▽
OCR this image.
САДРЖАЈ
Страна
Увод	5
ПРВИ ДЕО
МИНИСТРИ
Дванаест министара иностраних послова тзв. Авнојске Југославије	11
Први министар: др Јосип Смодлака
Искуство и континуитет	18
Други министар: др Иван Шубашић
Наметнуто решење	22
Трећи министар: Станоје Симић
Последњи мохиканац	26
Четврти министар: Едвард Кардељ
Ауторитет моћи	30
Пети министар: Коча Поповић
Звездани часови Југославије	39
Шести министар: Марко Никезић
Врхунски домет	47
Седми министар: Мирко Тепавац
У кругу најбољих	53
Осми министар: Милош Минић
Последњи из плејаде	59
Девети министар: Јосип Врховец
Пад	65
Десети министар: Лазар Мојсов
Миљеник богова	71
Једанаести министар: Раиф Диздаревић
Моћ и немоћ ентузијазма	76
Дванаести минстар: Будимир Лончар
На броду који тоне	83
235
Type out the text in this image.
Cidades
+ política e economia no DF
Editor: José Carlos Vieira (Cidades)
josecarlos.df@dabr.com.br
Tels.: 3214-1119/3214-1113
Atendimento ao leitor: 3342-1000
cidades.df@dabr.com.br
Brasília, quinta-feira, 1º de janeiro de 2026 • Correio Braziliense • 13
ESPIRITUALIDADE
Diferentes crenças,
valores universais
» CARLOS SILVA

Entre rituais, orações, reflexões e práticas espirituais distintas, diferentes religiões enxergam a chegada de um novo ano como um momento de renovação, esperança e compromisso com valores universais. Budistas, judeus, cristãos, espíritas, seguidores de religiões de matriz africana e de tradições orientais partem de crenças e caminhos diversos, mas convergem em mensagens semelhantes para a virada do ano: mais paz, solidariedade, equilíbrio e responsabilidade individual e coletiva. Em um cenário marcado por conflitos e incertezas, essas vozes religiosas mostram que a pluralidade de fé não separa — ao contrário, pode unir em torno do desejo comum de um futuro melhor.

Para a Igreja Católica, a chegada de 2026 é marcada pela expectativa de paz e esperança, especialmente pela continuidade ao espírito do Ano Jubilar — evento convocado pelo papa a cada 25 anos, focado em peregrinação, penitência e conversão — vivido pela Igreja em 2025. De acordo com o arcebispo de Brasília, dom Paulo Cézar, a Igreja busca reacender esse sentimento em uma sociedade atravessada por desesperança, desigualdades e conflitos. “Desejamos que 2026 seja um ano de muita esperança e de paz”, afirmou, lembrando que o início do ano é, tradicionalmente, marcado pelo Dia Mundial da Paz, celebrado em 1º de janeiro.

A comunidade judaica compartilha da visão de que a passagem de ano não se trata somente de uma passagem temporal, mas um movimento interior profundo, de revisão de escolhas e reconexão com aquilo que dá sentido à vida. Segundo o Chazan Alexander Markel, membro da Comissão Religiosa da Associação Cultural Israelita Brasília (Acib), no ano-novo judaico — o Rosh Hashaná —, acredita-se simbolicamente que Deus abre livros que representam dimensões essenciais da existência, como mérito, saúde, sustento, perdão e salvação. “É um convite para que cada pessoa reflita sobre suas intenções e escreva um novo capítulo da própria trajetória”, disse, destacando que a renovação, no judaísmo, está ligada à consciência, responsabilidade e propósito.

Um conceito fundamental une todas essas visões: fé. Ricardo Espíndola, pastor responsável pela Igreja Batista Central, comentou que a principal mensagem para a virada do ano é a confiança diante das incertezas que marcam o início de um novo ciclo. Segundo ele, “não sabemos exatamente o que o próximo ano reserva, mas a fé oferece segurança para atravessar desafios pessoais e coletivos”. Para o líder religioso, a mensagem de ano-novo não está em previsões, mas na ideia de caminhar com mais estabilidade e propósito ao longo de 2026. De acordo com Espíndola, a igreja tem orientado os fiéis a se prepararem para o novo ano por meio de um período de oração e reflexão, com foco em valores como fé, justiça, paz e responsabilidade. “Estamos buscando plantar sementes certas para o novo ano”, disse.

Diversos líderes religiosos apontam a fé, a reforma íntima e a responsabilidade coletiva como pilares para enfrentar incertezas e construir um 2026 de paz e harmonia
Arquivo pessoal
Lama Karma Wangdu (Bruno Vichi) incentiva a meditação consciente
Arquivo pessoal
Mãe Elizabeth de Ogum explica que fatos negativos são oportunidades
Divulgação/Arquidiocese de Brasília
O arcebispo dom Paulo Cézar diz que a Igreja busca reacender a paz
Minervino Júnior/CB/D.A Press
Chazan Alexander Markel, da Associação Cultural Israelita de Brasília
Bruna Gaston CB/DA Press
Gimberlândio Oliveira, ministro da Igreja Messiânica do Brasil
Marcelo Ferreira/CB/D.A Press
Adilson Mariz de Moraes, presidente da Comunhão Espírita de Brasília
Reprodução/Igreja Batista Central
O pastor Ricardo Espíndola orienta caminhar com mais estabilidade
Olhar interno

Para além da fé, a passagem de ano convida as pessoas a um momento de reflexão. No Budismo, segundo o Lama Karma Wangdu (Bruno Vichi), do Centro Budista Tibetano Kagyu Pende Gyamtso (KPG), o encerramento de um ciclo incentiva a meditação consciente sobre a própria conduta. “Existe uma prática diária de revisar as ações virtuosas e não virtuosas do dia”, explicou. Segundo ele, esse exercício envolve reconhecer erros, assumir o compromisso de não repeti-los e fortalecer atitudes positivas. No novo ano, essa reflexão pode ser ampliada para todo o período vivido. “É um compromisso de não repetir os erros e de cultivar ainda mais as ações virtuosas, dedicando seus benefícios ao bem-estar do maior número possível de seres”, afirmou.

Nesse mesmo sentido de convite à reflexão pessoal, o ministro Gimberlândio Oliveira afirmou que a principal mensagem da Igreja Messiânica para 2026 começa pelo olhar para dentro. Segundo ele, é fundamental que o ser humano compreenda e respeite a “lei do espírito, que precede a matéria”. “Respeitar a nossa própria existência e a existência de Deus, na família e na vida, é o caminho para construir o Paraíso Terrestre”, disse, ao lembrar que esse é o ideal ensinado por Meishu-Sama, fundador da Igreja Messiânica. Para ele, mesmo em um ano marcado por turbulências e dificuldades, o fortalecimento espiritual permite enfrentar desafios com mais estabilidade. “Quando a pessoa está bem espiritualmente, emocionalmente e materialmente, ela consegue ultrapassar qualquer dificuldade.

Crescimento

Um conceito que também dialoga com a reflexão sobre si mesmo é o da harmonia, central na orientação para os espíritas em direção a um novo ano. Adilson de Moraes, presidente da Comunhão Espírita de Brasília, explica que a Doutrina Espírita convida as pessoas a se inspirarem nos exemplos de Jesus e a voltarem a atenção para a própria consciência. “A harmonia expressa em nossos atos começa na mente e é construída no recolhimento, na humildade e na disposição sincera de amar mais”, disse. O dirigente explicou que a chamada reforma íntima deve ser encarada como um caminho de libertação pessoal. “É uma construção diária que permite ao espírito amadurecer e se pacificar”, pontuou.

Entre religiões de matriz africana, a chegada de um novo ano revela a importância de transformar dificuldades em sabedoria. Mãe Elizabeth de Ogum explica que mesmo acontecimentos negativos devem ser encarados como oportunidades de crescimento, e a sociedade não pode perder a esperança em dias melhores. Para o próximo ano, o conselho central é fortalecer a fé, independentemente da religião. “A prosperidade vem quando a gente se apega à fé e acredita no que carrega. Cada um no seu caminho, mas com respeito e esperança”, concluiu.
△
### Task objective
Reproduce every line of the data verbatim.

### Solution to the problem
OCR this image.
САДРЖАЈ
Страна
Увод	5
ПРВИ ДЕО
МИНИСТРИ
Дванаест министара иностраних послова тзв. Авнојске Југославије	11
Први министар: др Јосип Смодлака
Искуство и континуитет	18
Други министар: др Иван Шубашић
Наметнуто решење	22
Трећи министар: Станоје Симић
Последњи мохиканац	26
Четврти министар: Едвард Кардељ
Ауторитет моћи	30
Пети министар: Коча Поповић
Звездани часови Југославије	39
Шести министар: Марко Никезић
Врхунски домет	47
Седми министар: Мирко Тепавац
У кругу најбољих	53
Осми министар: Милош Минић
Последњи из плејаде	59
Девети министар: Јосип Врховец
Пад	65
Десети министар: Лазар Мојсов
Миљеник богова	71
Једанаести министар: Раиф Диздаревић
Моћ и немоћ ентузијазма	76
Дванаести минстар: Будимир Лончар
На броду који тоне	83
235
Type out the text in this image.
Cidades
+ política e economia no DF
Editor: José Carlos Vieira (Cidades)
josecarlos.df@dabr.com.br
Tels.: 3214-1119/3214-1113
Atendimento ao leitor: 3342-1000
cidades.df@dabr.com.br
Brasília, quinta-feira, 1º de janeiro de 2026 • Correio Braziliense • 13
ESPIRITUALIDADE
Diferentes crenças,
valores universais
» CARLOS SILVA

Entre rituais, orações, reflexões e práticas espirituais distintas, diferentes religiões enxergam a chegada de um novo ano como um momento de renovação, esperança e compromisso com valores universais. Budistas, judeus, cristãos, espíritas, seguidores de religiões de matriz africana e de tradições orientais partem de crenças e caminhos diversos, mas convergem em mensagens semelhantes para a virada do ano: mais paz, solidariedade, equilíbrio e responsabilidade individual e coletiva. Em um cenário marcado por conflitos e incertezas, essas vozes religiosas mostram que a pluralidade de fé não separa — ao contrário, pode unir em torno do desejo comum de um futuro melhor.

Para a Igreja Católica, a chegada de 2026 é marcada pela expectativa de paz e esperança, especialmente pela continuidade ao espírito do Ano Jubilar — evento convocado pelo papa a cada 25 anos, focado em peregrinação, penitência e conversão — vivido pela Igreja em 2025. De acordo com o arcebispo de Brasília, dom Paulo Cézar, a Igreja busca reacender esse sentimento em uma sociedade atravessada por desesperança, desigualdades e conflitos. “Desejamos que 2026 seja um ano de muita esperança e de paz”, afirmou, lembrando que o início do ano é, tradicionalmente, marcado pelo Dia Mundial da Paz, celebrado em 1º de janeiro.

A comunidade judaica compartilha da visão de que a passagem de ano não se trata somente de uma passagem temporal, mas um movimento interior profundo, de revisão de escolhas e reconexão com aquilo que dá sentido à vida. Segundo o Chazan Alexander Markel, membro da Comissão Religiosa da Associação Cultural Israelita Brasília (Acib), no ano-novo judaico — o Rosh Hashaná —, acredita-se simbolicamente que Deus abre livros que representam dimensões essenciais da existência, como mérito, saúde, sustento, perdão e salvação. “É um convite para que cada pessoa reflita sobre suas intenções e escreva um novo capítulo da própria trajetória”, disse, destacando que a renovação, no judaísmo, está ligada à consciência, responsabilidade e propósito.

Um conceito fundamental une todas essas visões: fé. Ricardo Espíndola, pastor responsável pela Igreja Batista Central, comentou que a principal mensagem para a virada do ano é a confiança diante das incertezas que marcam o início de um novo ciclo. Segundo ele, “não sabemos exatamente o que o próximo ano reserva, mas a fé oferece segurança para atravessar desafios pessoais e coletivos”. Para o líder religioso, a mensagem de ano-novo não está em previsões, mas na ideia de caminhar com mais estabilidade e propósito ao longo de 2026. De acordo com Espíndola, a igreja tem orientado os fiéis a se prepararem para o novo ano por meio de um período de oração e reflexão, com foco em valores como fé, justiça, paz e responsabilidade. “Estamos buscando plantar sementes certas para o novo ano”, disse.

Diversos líderes religiosos apontam a fé, a reforma íntima e a responsabilidade coletiva como pilares para enfrentar incertezas e construir um 2026 de paz e harmonia
Arquivo pessoal
Lama Karma Wangdu (Bruno Vichi) incentiva a meditação consciente
Arquivo pessoal
Mãe Elizabeth de Ogum explica que fatos negativos são oportunidades
Divulgação/Arquidiocese de Brasília
O arcebispo dom Paulo Cézar diz que a Igreja busca reacender a paz
Minervino Júnior/CB/D.A Press
Chazan Alexander Markel, da Associação Cultural Israelita de Brasília
Bruna Gaston CB/DA Press
Gimberlândio Oliveira, ministro da Igreja Messiânica do Brasil
Marcelo Ferreira/CB/D.A Press
Adilson Mariz de Moraes, presidente da Comunhão Espírita de Brasília
Reprodução/Igreja Batista Central
O pastor Ricardo Espíndola orienta caminhar com mais estabilidade
Olhar interno

Para além da fé, a passagem de ano convida as pessoas a um momento de reflexão. No Budismo, segundo o Lama Karma Wangdu (Bruno Vichi), do Centro Budista Tibetano Kagyu Pende Gyamtso (KPG), o encerramento de um ciclo incentiva a meditação consciente sobre a própria conduta. “Existe uma prática diária de revisar as ações virtuosas e não virtuosas do dia”, explicou. Segundo ele, esse exercício envolve reconhecer erros, assumir o compromisso de não repeti-los e fortalecer atitudes positivas. No novo ano, essa reflexão pode ser ampliada para todo o período vivido. “É um compromisso de não repetir os erros e de cultivar ainda mais as ações virtuosas, dedicando seus benefícios ao bem-estar do maior número possível de seres”, afirmou.

Nesse mesmo sentido de convite à reflexão pessoal, o ministro Gimberlândio Oliveira afirmou que a principal mensagem da Igreja Messiânica para 2026 começa pelo olhar para dentro. Segundo ele, é fundamental que o ser humano compreenda e respeite a “lei do espírito, que precede a matéria”. “Respeitar a nossa própria existência e a existência de Deus, na família e na vida, é o caminho para construir o Paraíso Terrestre”, disse, ao lembrar que esse é o ideal ensinado por Meishu-Sama, fundador da Igreja Messiânica. Para ele, mesmo em um ano marcado por turbulências e dificuldades, o fortalecimento espiritual permite enfrentar desafios com mais estabilidade. “Quando a pessoa está bem espiritualmente, emocionalmente e materialmente, ela consegue ultrapassar qualquer dificuldade.

Crescimento

Um conceito que também dialoga com a reflexão sobre si mesmo é o da harmonia, central na orientação para os espíritas em direção a um novo ano. Adilson de Moraes, presidente da Comunhão Espírita de Brasília, explica que a Doutrina Espírita convida as pessoas a se inspirarem nos exemplos de Jesus e a voltarem a atenção para a própria consciência. “A harmonia expressa em nossos atos começa na mente e é construída no recolhimento, na humildade e na disposição sincera de amar mais”, disse. O dirigente explicou que a chamada reforma íntima deve ser encarada como um caminho de libertação pessoal. “É uma construção diária que permite ao espírito amadurecer e se pacificar”, pontuou.

Entre religiões de matriz africana, a chegada de um novo ano revela a importância de transformar dificuldades em sabedoria. Mãe Elizabeth de Ogum explica que mesmo acontecimentos negativos devem ser encarados como oportunidades de crescimento, e a sociedade não pode perder a esperança em dias melhores. Para o próximo ano, o conselho central é fortalecer a fé, independentemente da religião. “A prosperidade vem quando a gente se apega à fé e acredita no que carrega. Cada um no seu caminho, mas com respeito e esperança”, concluiu.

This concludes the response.